### Your objective:
Collect the lines of the entries where "title" shows up.

##### Exercise material

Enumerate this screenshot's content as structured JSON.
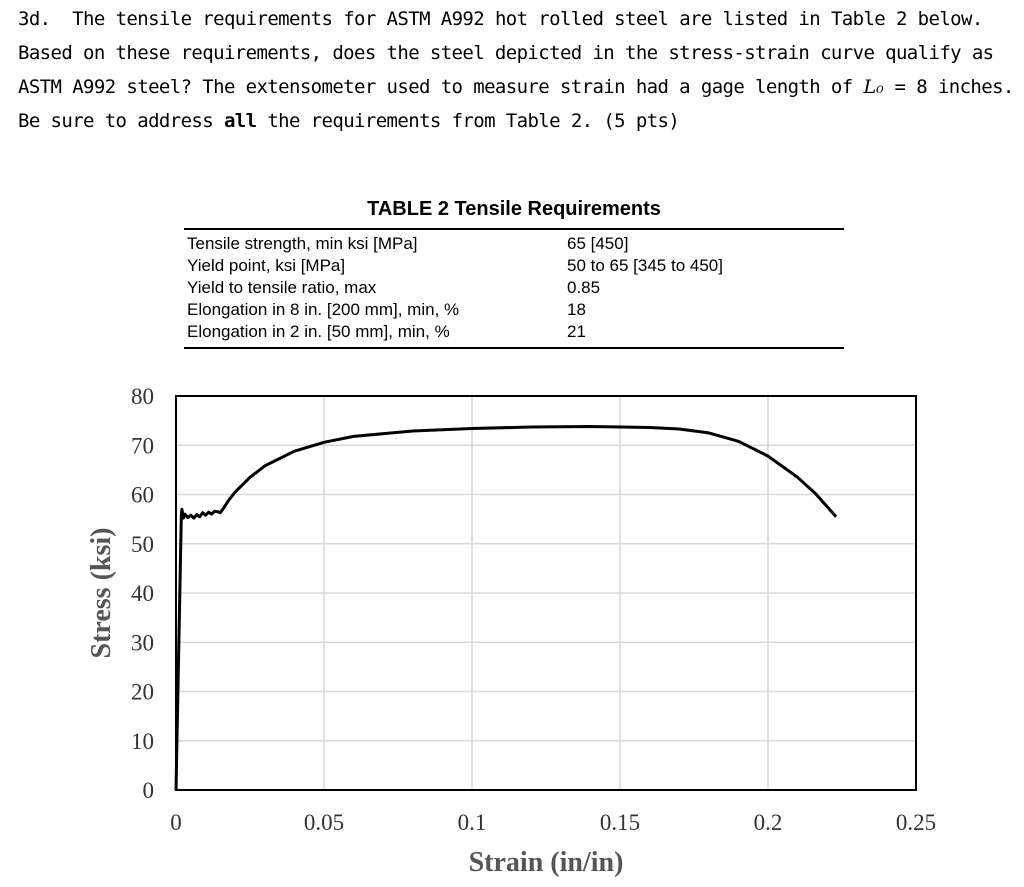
{
  "question": {
    "number": "3d.",
    "text_1": "The tensile requirements for ASTM A992 hot rolled steel are listed in Table 2 below. Based on these requirements, does the steel depicted in the stress-strain curve qualify as ASTM A992 steel? The extensometer used to measure strain had a gage length of",
    "lo_symbol": "L₀",
    "text_2": "= 8 inches. Be sure to address",
    "emphasis": "all",
    "text_3": "the requirements from Table 2. (5 pts)"
  },
  "table": {
    "title": "TABLE 2 Tensile Requirements",
    "rows": [
      {
        "property": "Tensile strength, min ksi [MPa]",
        "value": "65 [450]"
      },
      {
        "property": "Yield point, ksi [MPa]",
        "value": "50 to 65 [345 to 450]"
      },
      {
        "property": "Yield to tensile ratio, max",
        "value": "0.85"
      },
      {
        "property": "Elongation in 8 in. [200 mm], min, %",
        "value": "18"
      },
      {
        "property": "Elongation in 2 in. [50 mm], min, %",
        "value": "21"
      }
    ]
  },
  "chart_data": {
    "type": "line",
    "xlabel": "Strain (in/in)",
    "ylabel": "Stress (ksi)",
    "xlim": [
      0,
      0.25
    ],
    "ylim": [
      0,
      80
    ],
    "xticks": [
      "0",
      "0.05",
      "0.1",
      "0.15",
      "0.2",
      "0.25"
    ],
    "yticks": [
      "0",
      "10",
      "20",
      "30",
      "40",
      "50",
      "60",
      "70",
      "80"
    ],
    "grid": true,
    "line_color": "#000000",
    "series": [
      {
        "x": [
          0,
          0.0018,
          0.002,
          0.0025,
          0.003,
          0.004,
          0.005,
          0.006,
          0.007,
          0.008,
          0.009,
          0.01,
          0.011,
          0.012,
          0.013,
          0.014,
          0.015,
          0.016,
          0.018,
          0.02,
          0.025,
          0.03,
          0.04,
          0.05,
          0.06,
          0.08,
          0.1,
          0.12,
          0.14,
          0.16,
          0.17,
          0.18,
          0.19,
          0.2,
          0.21,
          0.216,
          0.22,
          0.223
        ],
        "y": [
          0,
          55.5,
          57.0,
          55.2,
          56.0,
          55.3,
          55.8,
          55.2,
          55.9,
          55.5,
          56.3,
          55.8,
          56.4,
          56.0,
          56.6,
          56.5,
          56.3,
          57.2,
          59.0,
          60.5,
          63.5,
          65.8,
          68.8,
          70.6,
          71.8,
          72.9,
          73.4,
          73.7,
          73.8,
          73.6,
          73.3,
          72.5,
          70.8,
          67.8,
          63.5,
          60.2,
          57.5,
          55.5
        ]
      }
    ]
  }
}
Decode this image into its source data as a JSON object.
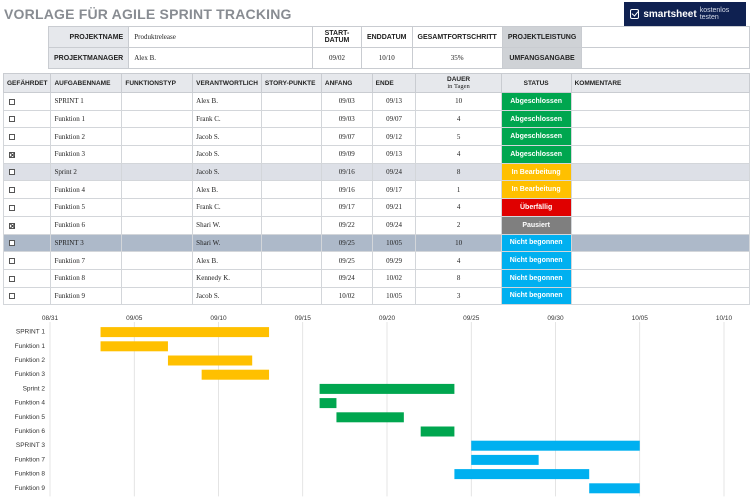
{
  "title": "VORLAGE FÜR AGILE SPRINT TRACKING",
  "brand": {
    "name": "smartsheet",
    "tagline": "kostenlos testen"
  },
  "project": {
    "name_label": "PROJEKTNAME",
    "name_value": "Produktrelease",
    "manager_label": "PROJEKTMANAGER",
    "manager_value": "Alex B.",
    "start_label": "START-DATUM",
    "start_value": "09/02",
    "end_label": "ENDDATUM",
    "end_value": "10/10",
    "progress_label": "GESAMTFORTSCHRITT",
    "progress_value": "35%",
    "performance_label": "PROJEKTLEISTUNG",
    "performance_value": "",
    "scope_label": "UMFANGSANGABE",
    "scope_value": ""
  },
  "columns": {
    "at_risk": "GEFÄHRDET",
    "task": "AUFGABENNAME",
    "feature_type": "FUNKTIONSTYP",
    "owner": "VERANTWORTLICH",
    "story_points": "STORY-PUNKTE",
    "start": "ANFANG",
    "end": "ENDE",
    "duration": "DAUER",
    "duration_sub": "in Tagen",
    "status": "STATUS",
    "comments": "KOMMENTARE"
  },
  "status_colors": {
    "Abgeschlossen": "#00a64f",
    "In Bearbeitung": "#ffc000",
    "Überfällig": "#e00000",
    "Pausiert": "#7f7f7f",
    "Nicht begonnen": "#00b0f0"
  },
  "rows": [
    {
      "at_risk": false,
      "task": "SPRINT 1",
      "type": "",
      "owner": "Alex B.",
      "points": "",
      "start": "09/03",
      "end": "09/13",
      "duration": "10",
      "status": "Abgeschlossen",
      "comments": "",
      "kind": "plain"
    },
    {
      "at_risk": false,
      "task": "Funktion 1",
      "type": "",
      "owner": "Frank C.",
      "points": "",
      "start": "09/03",
      "end": "09/07",
      "duration": "4",
      "status": "Abgeschlossen",
      "comments": "",
      "kind": "plain"
    },
    {
      "at_risk": false,
      "task": "Funktion 2",
      "type": "",
      "owner": "Jacob S.",
      "points": "",
      "start": "09/07",
      "end": "09/12",
      "duration": "5",
      "status": "Abgeschlossen",
      "comments": "",
      "kind": "plain"
    },
    {
      "at_risk": true,
      "task": "Funktion 3",
      "type": "",
      "owner": "Jacob S.",
      "points": "",
      "start": "09/09",
      "end": "09/13",
      "duration": "4",
      "status": "Abgeschlossen",
      "comments": "",
      "kind": "plain"
    },
    {
      "at_risk": false,
      "task": "Sprint 2",
      "type": "",
      "owner": "Jacob S.",
      "points": "",
      "start": "09/16",
      "end": "09/24",
      "duration": "8",
      "status": "In Bearbeitung",
      "comments": "",
      "kind": "sprint-light"
    },
    {
      "at_risk": false,
      "task": "Funktion 4",
      "type": "",
      "owner": "Alex B.",
      "points": "",
      "start": "09/16",
      "end": "09/17",
      "duration": "1",
      "status": "In Bearbeitung",
      "comments": "",
      "kind": "plain"
    },
    {
      "at_risk": false,
      "task": "Funktion 5",
      "type": "",
      "owner": "Frank C.",
      "points": "",
      "start": "09/17",
      "end": "09/21",
      "duration": "4",
      "status": "Überfällig",
      "comments": "",
      "kind": "plain"
    },
    {
      "at_risk": true,
      "task": "Funktion 6",
      "type": "",
      "owner": "Shari W.",
      "points": "",
      "start": "09/22",
      "end": "09/24",
      "duration": "2",
      "status": "Pausiert",
      "comments": "",
      "kind": "plain"
    },
    {
      "at_risk": false,
      "task": "SPRINT 3",
      "type": "",
      "owner": "Shari W.",
      "points": "",
      "start": "09/25",
      "end": "10/05",
      "duration": "10",
      "status": "Nicht begonnen",
      "comments": "",
      "kind": "sprint-dark"
    },
    {
      "at_risk": false,
      "task": "Funktion 7",
      "type": "",
      "owner": "Alex B.",
      "points": "",
      "start": "09/25",
      "end": "09/29",
      "duration": "4",
      "status": "Nicht begonnen",
      "comments": "",
      "kind": "plain"
    },
    {
      "at_risk": false,
      "task": "Funktion 8",
      "type": "",
      "owner": "Kennedy K.",
      "points": "",
      "start": "09/24",
      "end": "10/02",
      "duration": "8",
      "status": "Nicht begonnen",
      "comments": "",
      "kind": "plain"
    },
    {
      "at_risk": false,
      "task": "Funktion 9",
      "type": "",
      "owner": "Jacob S.",
      "points": "",
      "start": "10/02",
      "end": "10/05",
      "duration": "3",
      "status": "Nicht begonnen",
      "comments": "",
      "kind": "plain"
    }
  ],
  "chart_data": {
    "type": "bar",
    "orientation": "horizontal-gantt",
    "x_ticks": [
      "08/31",
      "09/05",
      "09/10",
      "09/15",
      "09/20",
      "09/25",
      "09/30",
      "10/05",
      "10/10"
    ],
    "xlim": [
      "08/31",
      "10/10"
    ],
    "categories": [
      "SPRINT 1",
      "Funktion 1",
      "Funktion 2",
      "Funktion 3",
      "Sprint 2",
      "Funktion 4",
      "Funktion 5",
      "Funktion 6",
      "SPRINT 3",
      "Funktion 7",
      "Funktion 8",
      "Funktion 9"
    ],
    "bars": [
      {
        "task": "SPRINT 1",
        "start": "09/03",
        "end": "09/13",
        "color": "#ffc000"
      },
      {
        "task": "Funktion 1",
        "start": "09/03",
        "end": "09/07",
        "color": "#ffc000"
      },
      {
        "task": "Funktion 2",
        "start": "09/07",
        "end": "09/12",
        "color": "#ffc000"
      },
      {
        "task": "Funktion 3",
        "start": "09/09",
        "end": "09/13",
        "color": "#ffc000"
      },
      {
        "task": "Sprint 2",
        "start": "09/16",
        "end": "09/24",
        "color": "#00a64f"
      },
      {
        "task": "Funktion 4",
        "start": "09/16",
        "end": "09/17",
        "color": "#00a64f"
      },
      {
        "task": "Funktion 5",
        "start": "09/17",
        "end": "09/21",
        "color": "#00a64f"
      },
      {
        "task": "Funktion 6",
        "start": "09/22",
        "end": "09/24",
        "color": "#00a64f"
      },
      {
        "task": "SPRINT 3",
        "start": "09/25",
        "end": "10/05",
        "color": "#00b0f0"
      },
      {
        "task": "Funktion 7",
        "start": "09/25",
        "end": "09/29",
        "color": "#00b0f0"
      },
      {
        "task": "Funktion 8",
        "start": "09/24",
        "end": "10/02",
        "color": "#00b0f0"
      },
      {
        "task": "Funktion 9",
        "start": "10/02",
        "end": "10/05",
        "color": "#00b0f0"
      }
    ],
    "grid": true,
    "title": "",
    "xlabel": "",
    "ylabel": ""
  }
}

##########

### Task result:
    "title": "TABLE 2 Tensile Requirements",
  "title": "VORLAGE FÜR AGILE SPRINT TRACKING",
    "title": "",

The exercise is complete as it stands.